— Start —

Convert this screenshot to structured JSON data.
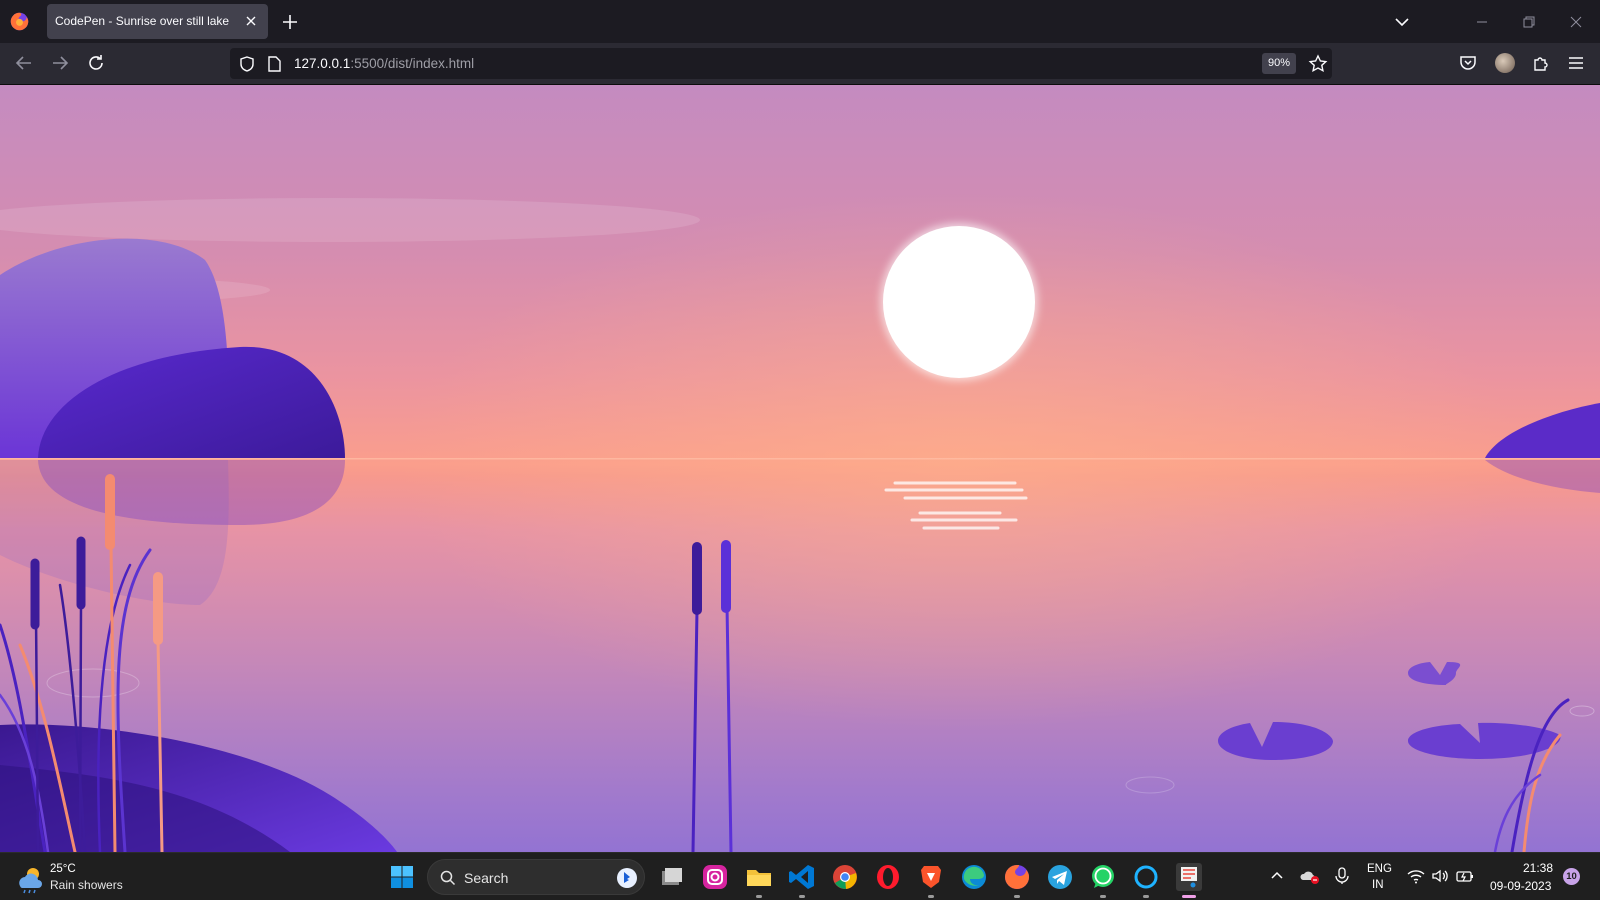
{
  "browser": {
    "tab_title": "CodePen - Sunrise over still lake",
    "url_host": "127.0.0.1",
    "url_path": ":5500/dist/index.html",
    "zoom": "90%"
  },
  "icons": {
    "firefox": "firefox-logo-icon",
    "tab_close": "close-icon",
    "new_tab": "plus-icon",
    "list_tabs": "chevron-down-icon",
    "back": "arrow-left-icon",
    "forward": "arrow-right-icon",
    "reload": "reload-icon",
    "shield": "shield-icon",
    "page": "page-icon",
    "star": "star-icon",
    "pocket": "pocket-icon",
    "extensions": "puzzle-icon",
    "menu": "hamburger-icon"
  },
  "scene": {
    "colors": {
      "sky_top": "#c48bc0",
      "horizon": "#fb9e8c",
      "water_bottom": "#9373d2",
      "sun": "#ffffff",
      "rock_dark": "#4a20b8",
      "rock_light": "#8a5fd6",
      "reed_orange": "#f5896c",
      "lily_pad": "#6a3ed0"
    }
  },
  "taskbar": {
    "weather_temp": "25°C",
    "weather_desc": "Rain showers",
    "search_label": "Search",
    "apps": [
      "file-explorer-window",
      "instagram",
      "file-explorer",
      "vs-code",
      "chrome",
      "opera",
      "brave",
      "edge",
      "firefox",
      "telegram",
      "whatsapp",
      "cortana",
      "snipping-tool"
    ],
    "lang_1": "ENG",
    "lang_2": "IN",
    "time": "21:38",
    "date": "09-09-2023",
    "notifications": "10"
  }
}
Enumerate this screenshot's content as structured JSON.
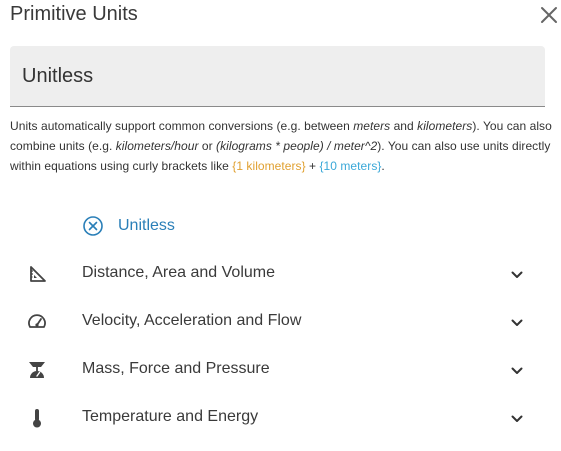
{
  "dialog": {
    "title": "Primitive Units",
    "close_icon": "close-icon"
  },
  "search": {
    "value": "Unitless"
  },
  "help": {
    "p1": "Units automatically support common conversions (e.g. between ",
    "e1": "meters",
    "p2": " and ",
    "e2": "kilometers",
    "p3": "). You can also combine units (e.g. ",
    "e3": "kilometers/hour",
    "p4": " or ",
    "e4": "(kilograms * people) / meter^2",
    "p5": "). You can also use units directly within equations using curly brackets like ",
    "tok1": "{1 kilometers}",
    "p6": " + ",
    "tok2": "{10 meters}",
    "p7": "."
  },
  "colors": {
    "token_1": "#e0a030",
    "token_2": "#3aa8d8",
    "selected": "#2a7fb8"
  },
  "selected_unit": {
    "label": "Unitless",
    "icon": "clear-circle-icon"
  },
  "categories": [
    {
      "label": "Distance, Area and Volume",
      "icon": "ruler-triangle-icon"
    },
    {
      "label": "Velocity, Acceleration and Flow",
      "icon": "speedometer-icon"
    },
    {
      "label": "Mass, Force and Pressure",
      "icon": "scale-icon"
    },
    {
      "label": "Temperature and Energy",
      "icon": "thermometer-icon"
    }
  ]
}
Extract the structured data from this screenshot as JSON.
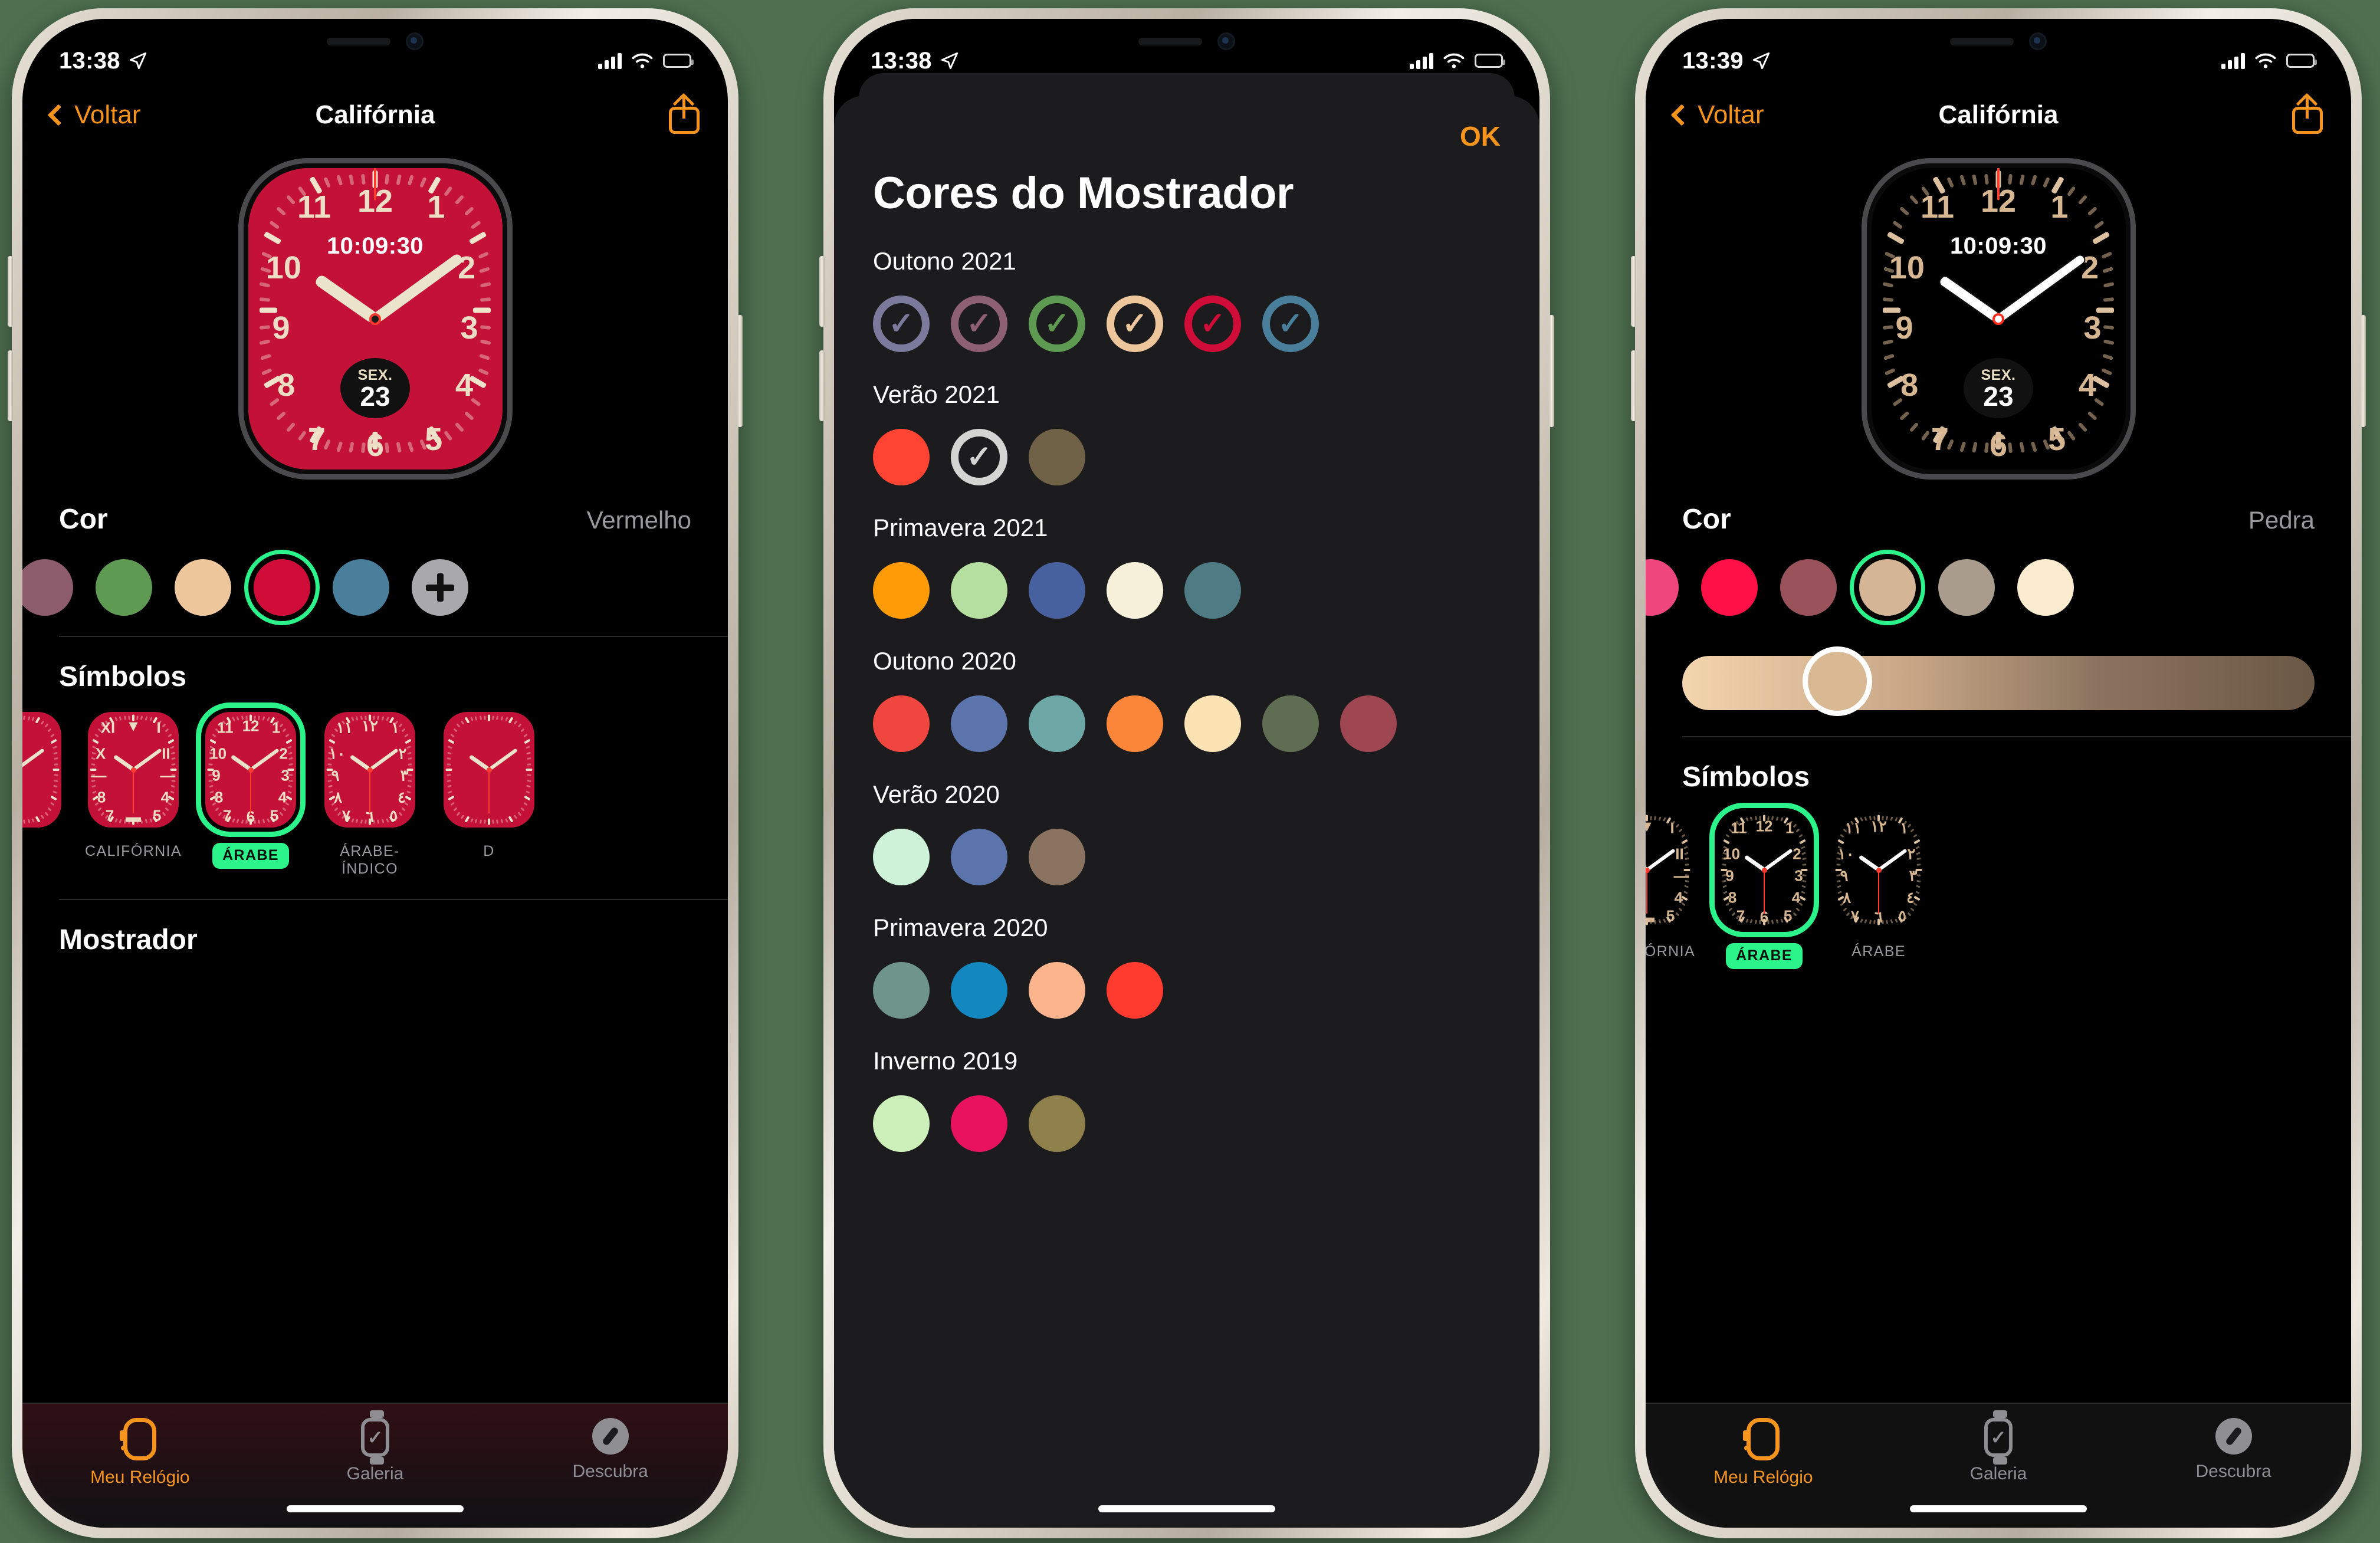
{
  "accent": "#f7941e",
  "selection_green": "#2bf58a",
  "phone1": {
    "status": {
      "time": "13:38",
      "location_icon": "location-arrow-icon"
    },
    "nav": {
      "back_label": "Voltar",
      "title": "Califórnia",
      "share_icon": "share-icon"
    },
    "watch": {
      "digital_time": "10:09:30",
      "numerals": [
        "11",
        "12",
        "1",
        "10",
        "2",
        "9",
        "3",
        "8",
        "4",
        "7",
        "6",
        "5"
      ],
      "date_dow": "SEX.",
      "date_num": "23",
      "face_color": "#c41138"
    },
    "color_section": {
      "title": "Cor",
      "value": "Vermelho"
    },
    "swatches": [
      {
        "name": "mauve",
        "hex": "#8d5d6e",
        "selected": false
      },
      {
        "name": "green",
        "hex": "#5e9a52",
        "selected": false
      },
      {
        "name": "sand",
        "hex": "#edc69c",
        "selected": false
      },
      {
        "name": "red",
        "hex": "#d00d38",
        "selected": true
      },
      {
        "name": "blue",
        "hex": "#4a7f9b",
        "selected": false
      },
      {
        "name": "add",
        "hex": "#a8a8ad",
        "selected": false,
        "is_plus": true
      }
    ],
    "symbols_section": {
      "title": "Símbolos"
    },
    "symbols": [
      {
        "label": "",
        "style": "partial",
        "selected": false
      },
      {
        "label": "CALIFÓRNIA",
        "style": "roman",
        "selected": false
      },
      {
        "label": "ÁRABE",
        "style": "arabic",
        "selected": true
      },
      {
        "label": "ÁRABE-ÍNDICO",
        "style": "indic",
        "selected": false
      },
      {
        "label": "D",
        "style": "partial2",
        "selected": false
      }
    ],
    "next_section_title": "Mostrador",
    "tabs": [
      {
        "label": "Meu Relógio",
        "icon": "watch-outline-icon",
        "active": true
      },
      {
        "label": "Galeria",
        "icon": "watch-check-icon",
        "active": false
      },
      {
        "label": "Descubra",
        "icon": "compass-icon",
        "active": false
      }
    ]
  },
  "phone2": {
    "status": {
      "time": "13:38",
      "location_icon": "location-arrow-icon"
    },
    "sheet": {
      "ok_label": "OK",
      "title": "Cores do Mostrador"
    },
    "palettes": [
      {
        "name": "Outono 2021",
        "ring": true,
        "colors": [
          {
            "hex": "#7a7a9c",
            "checked": true
          },
          {
            "hex": "#8d6072",
            "checked": true
          },
          {
            "hex": "#5e9a52",
            "checked": true
          },
          {
            "hex": "#edc69c",
            "checked": true
          },
          {
            "hex": "#d00d38",
            "checked": true
          },
          {
            "hex": "#4a7f9b",
            "checked": true
          }
        ]
      },
      {
        "name": "Verão 2021",
        "ring": false,
        "colors": [
          {
            "hex": "#ff4433",
            "checked": false
          },
          {
            "hex": "#d4d4d2",
            "checked": true,
            "ring_only": true
          },
          {
            "hex": "#6f6246",
            "checked": false
          }
        ]
      },
      {
        "name": "Primavera 2021",
        "ring": false,
        "colors": [
          {
            "hex": "#ff9b07",
            "checked": false
          },
          {
            "hex": "#b5dfa1",
            "checked": false
          },
          {
            "hex": "#46619e",
            "checked": false
          },
          {
            "hex": "#f7f1dc",
            "checked": false
          },
          {
            "hex": "#4e7b84",
            "checked": false
          }
        ]
      },
      {
        "name": "Outono 2020",
        "ring": false,
        "colors": [
          {
            "hex": "#ef4640",
            "checked": false
          },
          {
            "hex": "#5c74ac",
            "checked": false
          },
          {
            "hex": "#6ea8a6",
            "checked": false
          },
          {
            "hex": "#fb8539",
            "checked": false
          },
          {
            "hex": "#fce3b4",
            "checked": false
          },
          {
            "hex": "#5f6e53",
            "checked": false
          },
          {
            "hex": "#9e4652",
            "checked": false
          }
        ]
      },
      {
        "name": "Verão 2020",
        "ring": false,
        "colors": [
          {
            "hex": "#cdf2d8",
            "checked": false
          },
          {
            "hex": "#5c74ac",
            "checked": false
          },
          {
            "hex": "#8a7461",
            "checked": false
          }
        ]
      },
      {
        "name": "Primavera 2020",
        "ring": false,
        "colors": [
          {
            "hex": "#6f958b",
            "checked": false
          },
          {
            "hex": "#1287c0",
            "checked": false
          },
          {
            "hex": "#fbb48c",
            "checked": false
          },
          {
            "hex": "#ff3b30",
            "checked": false
          }
        ]
      },
      {
        "name": "Inverno 2019",
        "ring": false,
        "colors": [
          {
            "hex": "#cdf0bb",
            "checked": false
          },
          {
            "hex": "#e8125e",
            "checked": false
          },
          {
            "hex": "#8e7f4b",
            "checked": false
          }
        ]
      }
    ]
  },
  "phone3": {
    "status": {
      "time": "13:39",
      "location_icon": "location-arrow-icon"
    },
    "nav": {
      "back_label": "Voltar",
      "title": "Califórnia",
      "share_icon": "share-icon"
    },
    "watch": {
      "digital_time": "10:09:30",
      "numerals": [
        "11",
        "12",
        "1",
        "10",
        "2",
        "9",
        "3",
        "8",
        "4",
        "7",
        "6",
        "5"
      ],
      "date_dow": "SEX.",
      "date_num": "23",
      "face_color": "#000000"
    },
    "color_section": {
      "title": "Cor",
      "value": "Pedra"
    },
    "swatches": [
      {
        "name": "pink",
        "hex": "#ef467e",
        "selected": false
      },
      {
        "name": "hot-pink",
        "hex": "#ff1148",
        "selected": false
      },
      {
        "name": "rosewood",
        "hex": "#99515a",
        "selected": false
      },
      {
        "name": "stone",
        "hex": "#d4b596",
        "selected": true
      },
      {
        "name": "taupe",
        "hex": "#a99c8d",
        "selected": false
      },
      {
        "name": "cream",
        "hex": "#fbecd0",
        "selected": false
      }
    ],
    "slider": {
      "from": "#f3d5ae",
      "to": "#6b5745",
      "knob_hex": "#d9b894",
      "knob_pos_pct": 22
    },
    "symbols_section": {
      "title": "Símbolos"
    },
    "symbols": [
      {
        "label": "CALIFÓRNIA",
        "style": "roman",
        "selected": false
      },
      {
        "label": "ÁRABE",
        "style": "arabic",
        "selected": true
      },
      {
        "label": "ÁRABE",
        "style": "indic",
        "selected": false
      }
    ],
    "tabs": [
      {
        "label": "Meu Relógio",
        "icon": "watch-outline-icon",
        "active": true
      },
      {
        "label": "Galeria",
        "icon": "watch-check-icon",
        "active": false
      },
      {
        "label": "Descubra",
        "icon": "compass-icon",
        "active": false
      }
    ]
  }
}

— End —

- _EXERCISE DESCRIPTION_: Extract all lines that hold the word "this".

- _WORKED SOLUTION_:
Convert this screenshot to structured JSON data.
Enumerate this screenshot's content as structured JSON.
Extract the structured data from this screenshot as JSON.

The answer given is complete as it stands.